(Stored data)
-- START --
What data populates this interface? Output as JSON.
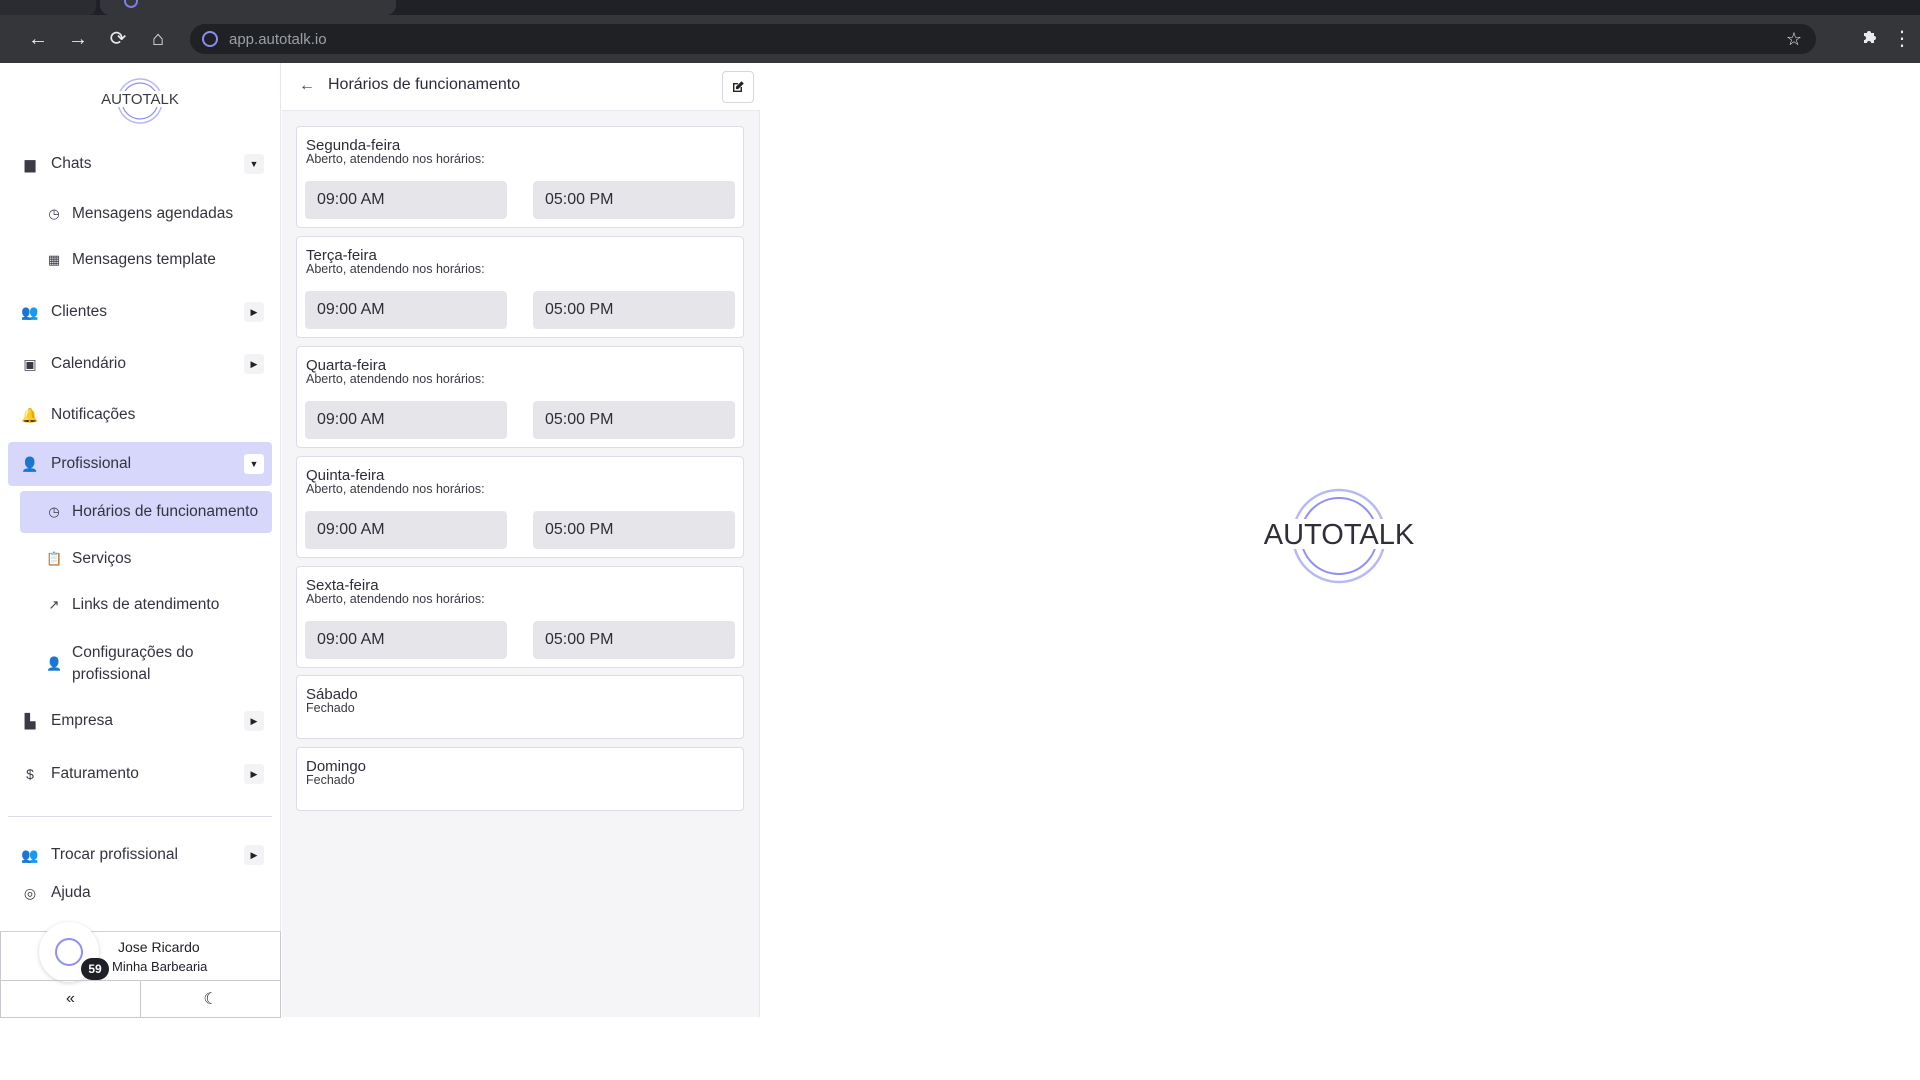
{
  "browser": {
    "url": "app.autotalk.io"
  },
  "brand": {
    "name": "AUTOTALK",
    "accent": "#8e90f2",
    "active_bg": "#d7d6fb"
  },
  "sidebar": {
    "items": {
      "chats": {
        "label": "Chats",
        "icon": "chat-bubble-icon"
      },
      "scheduled": {
        "label": "Mensagens agendadas",
        "icon": "clock-icon"
      },
      "template": {
        "label": "Mensagens template",
        "icon": "template-icon"
      },
      "clients": {
        "label": "Clientes",
        "icon": "users-icon"
      },
      "calendar": {
        "label": "Calendário",
        "icon": "calendar-icon"
      },
      "notifications": {
        "label": "Notificações",
        "icon": "bell-icon"
      },
      "professional": {
        "label": "Profissional",
        "icon": "user-gear-icon"
      },
      "hours": {
        "label": "Horários de funcionamento",
        "icon": "clock-icon"
      },
      "services": {
        "label": "Serviços",
        "icon": "clipboard-icon"
      },
      "links": {
        "label": "Links de atendimento",
        "icon": "external-link-icon"
      },
      "settings_line1": {
        "label": "Configurações do",
        "icon": "user-gear-icon"
      },
      "settings_line2": {
        "label": "profissional"
      },
      "company": {
        "label": "Empresa",
        "icon": "building-icon"
      },
      "billing": {
        "label": "Faturamento",
        "icon": "dollar-icon"
      },
      "switch": {
        "label": "Trocar profissional",
        "icon": "users-icon"
      },
      "help": {
        "label": "Ajuda",
        "icon": "help-icon"
      }
    },
    "user": {
      "name": "Jose Ricardo",
      "company": "Minha Barbearia",
      "badge": "59"
    }
  },
  "panel": {
    "title": "Horários de funcionamento",
    "days": [
      {
        "name": "Segunda-feira",
        "status": "Aberto, atendendo nos horários:",
        "open": "09:00 AM",
        "close": "05:00 PM"
      },
      {
        "name": "Terça-feira",
        "status": "Aberto, atendendo nos horários:",
        "open": "09:00 AM",
        "close": "05:00 PM"
      },
      {
        "name": "Quarta-feira",
        "status": "Aberto, atendendo nos horários:",
        "open": "09:00 AM",
        "close": "05:00 PM"
      },
      {
        "name": "Quinta-feira",
        "status": "Aberto, atendendo nos horários:",
        "open": "09:00 AM",
        "close": "05:00 PM"
      },
      {
        "name": "Sexta-feira",
        "status": "Aberto, atendendo nos horários:",
        "open": "09:00 AM",
        "close": "05:00 PM"
      },
      {
        "name": "Sábado",
        "status": "Fechado"
      },
      {
        "name": "Domingo",
        "status": "Fechado"
      }
    ]
  }
}
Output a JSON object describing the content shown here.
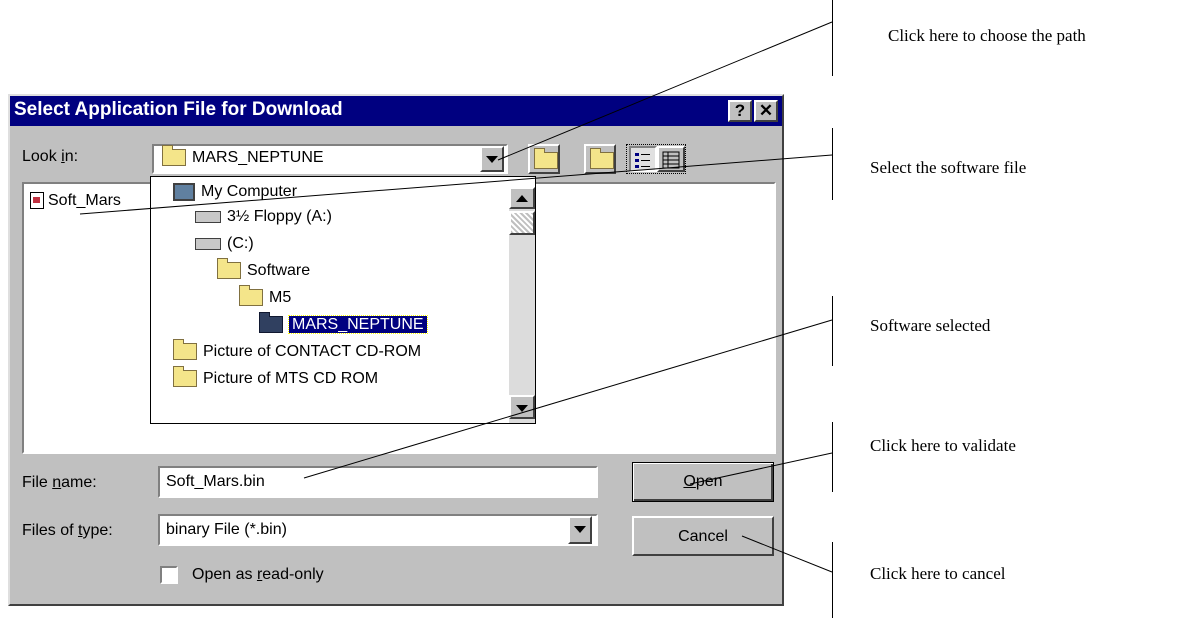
{
  "dialog": {
    "title": "Select Application File for Download",
    "help_btn": "?",
    "close_btn": "✕",
    "look_in_label": "Look in:",
    "look_in_value": "MARS_NEPTUNE",
    "file_list": [
      {
        "name": "Soft_Mars",
        "icon": "bin-file-icon"
      }
    ],
    "tree": [
      {
        "label": "My Computer",
        "icon": "computer-icon"
      },
      {
        "label": "3½ Floppy (A:)",
        "icon": "floppy-drive-icon"
      },
      {
        "label": "(C:)",
        "icon": "hard-drive-icon"
      },
      {
        "label": "Software",
        "icon": "folder-icon"
      },
      {
        "label": "M5",
        "icon": "folder-icon"
      },
      {
        "label": "MARS_NEPTUNE",
        "icon": "open-folder-icon",
        "selected": true
      },
      {
        "label": "Picture of CONTACT CD-ROM",
        "icon": "folder-icon"
      },
      {
        "label": "Picture of MTS CD ROM",
        "icon": "folder-icon"
      }
    ],
    "file_name_label": "File name:",
    "file_name_value": "Soft_Mars.bin",
    "files_type_label": "Files of type:",
    "files_type_value": "binary File (*.bin)",
    "open_btn": "Open",
    "cancel_btn": "Cancel",
    "readonly_label": "Open as read-only",
    "readonly_checked": false
  },
  "annotations": {
    "choose_path": "Click here to choose the path",
    "select_file": "Select the software file",
    "software_selected": "Software selected",
    "validate": "Click here to validate",
    "cancel": "Click here to cancel"
  }
}
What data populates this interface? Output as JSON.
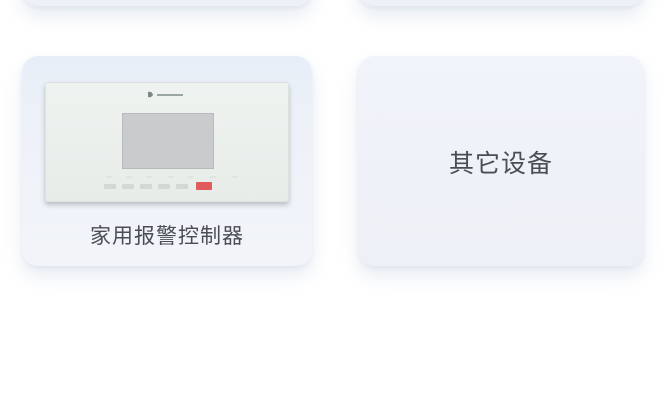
{
  "devices": [
    {
      "label": "家用报警控制器",
      "icon": "alarm-controller-device"
    },
    {
      "label": "其它设备",
      "icon": ""
    }
  ],
  "colors": {
    "card_bg": "#eef1f7",
    "label_text": "#4a4d55",
    "device_screen": "#c9cbcd",
    "alarm_key": "#e25b5b"
  }
}
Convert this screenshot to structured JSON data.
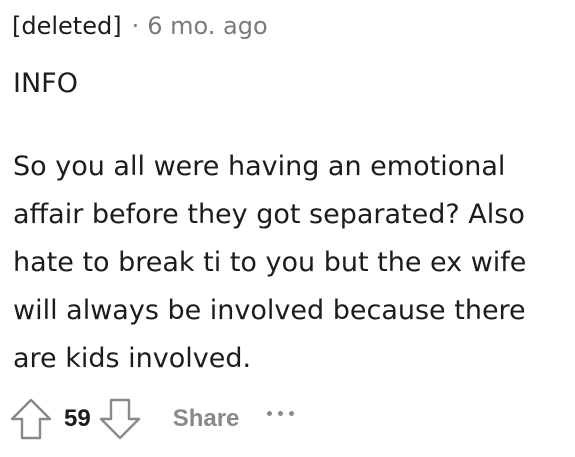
-- END --
TASK TO COMPLETE >>
Repeat all of the data above word for word, minus the pictures.

RESULT OF THIS TASK >>
What data populates this interface? Output as JSON.
{
  "browser": {
    "url": "app.autotalk.io"
  },
  "brand": {
    "name": "AUTOTALK",
    "accent": "#8e90f2",
    "active_bg": "#d7d6fb"
  },
  "sidebar": {
    "items": {
      "chats": {
        "label": "Chats",
        "icon": "chat-bubble-icon"
      },
      "scheduled": {
        "label": "Mensagens agendadas",
        "icon": "clock-icon"
      },
      "template": {
        "label": "Mensagens template",
        "icon": "template-icon"
      },
      "clients": {
        "label": "Clientes",
        "icon": "users-icon"
      },
      "calendar": {
        "label": "Calendário",
        "icon": "calendar-icon"
      },
      "notifications": {
        "label": "Notificações",
        "icon": "bell-icon"
      },
      "professional": {
        "label": "Profissional",
        "icon": "user-gear-icon"
      },
      "hours": {
        "label": "Horários de funcionamento",
        "icon": "clock-icon"
      },
      "services": {
        "label": "Serviços",
        "icon": "clipboard-icon"
      },
      "links": {
        "label": "Links de atendimento",
        "icon": "external-link-icon"
      },
      "settings_line1": {
        "label": "Configurações do",
        "icon": "user-gear-icon"
      },
      "settings_line2": {
        "label": "profissional"
      },
      "company": {
        "label": "Empresa",
        "icon": "building-icon"
      },
      "billing": {
        "label": "Faturamento",
        "icon": "dollar-icon"
      },
      "switch": {
        "label": "Trocar profissional",
        "icon": "users-icon"
      },
      "help": {
        "label": "Ajuda",
        "icon": "help-icon"
      }
    },
    "user": {
      "name": "Jose Ricardo",
      "company": "Minha Barbearia",
      "badge": "59"
    }
  },
  "panel": {
    "title": "Horários de funcionamento",
    "days": [
      {
        "name": "Segunda-feira",
        "status": "Aberto, atendendo nos horários:",
        "open": "09:00 AM",
        "close": "05:00 PM"
      },
      {
        "name": "Terça-feira",
        "status": "Aberto, atendendo nos horários:",
        "open": "09:00 AM",
        "close": "05:00 PM"
      },
      {
        "name": "Quarta-feira",
        "status": "Aberto, atendendo nos horários:",
        "open": "09:00 AM",
        "close": "05:00 PM"
      },
      {
        "name": "Quinta-feira",
        "status": "Aberto, atendendo nos horários:",
        "open": "09:00 AM",
        "close": "05:00 PM"
      },
      {
        "name": "Sexta-feira",
        "status": "Aberto, atendendo nos horários:",
        "open": "09:00 AM",
        "close": "05:00 PM"
      },
      {
        "name": "Sábado",
        "status": "Fechado"
      },
      {
        "name": "Domingo",
        "status": "Fechado"
      }
    ]
  }
}
Output a JSON object describing the content shown here.
{
  "dialog": {
    "title": "Select Application File for Download",
    "help_btn": "?",
    "close_btn": "✕",
    "look_in_label": "Look in:",
    "look_in_value": "MARS_NEPTUNE",
    "file_list": [
      {
        "name": "Soft_Mars",
        "icon": "bin-file-icon"
      }
    ],
    "tree": [
      {
        "label": "My Computer",
        "icon": "computer-icon"
      },
      {
        "label": "3½ Floppy (A:)",
        "icon": "floppy-drive-icon"
      },
      {
        "label": "(C:)",
        "icon": "hard-drive-icon"
      },
      {
        "label": "Software",
        "icon": "folder-icon"
      },
      {
        "label": "M5",
        "icon": "folder-icon"
      },
      {
        "label": "MARS_NEPTUNE",
        "icon": "open-folder-icon",
        "selected": true
      },
      {
        "label": "Picture of CONTACT CD-ROM",
        "icon": "folder-icon"
      },
      {
        "label": "Picture of MTS CD ROM",
        "icon": "folder-icon"
      }
    ],
    "file_name_label": "File name:",
    "file_name_value": "Soft_Mars.bin",
    "files_type_label": "Files of type:",
    "files_type_value": "binary File (*.bin)",
    "open_btn": "Open",
    "cancel_btn": "Cancel",
    "readonly_label": "Open as read-only",
    "readonly_checked": false
  },
  "annotations": {
    "choose_path": "Click here to choose the path",
    "select_file": "Select the software file",
    "software_selected": "Software selected",
    "validate": "Click here to validate",
    "cancel": "Click here to cancel"
  }
}
What data populates this interface? Output as JSON.
{
  "devices": [
    {
      "label": "家用报警控制器",
      "icon": "alarm-controller-device"
    },
    {
      "label": "其它设备",
      "icon": ""
    }
  ],
  "colors": {
    "card_bg": "#eef1f7",
    "label_text": "#4a4d55",
    "device_screen": "#c9cbcd",
    "alarm_key": "#e25b5b"
  }
}
Convert this screenshot to structured JSON data.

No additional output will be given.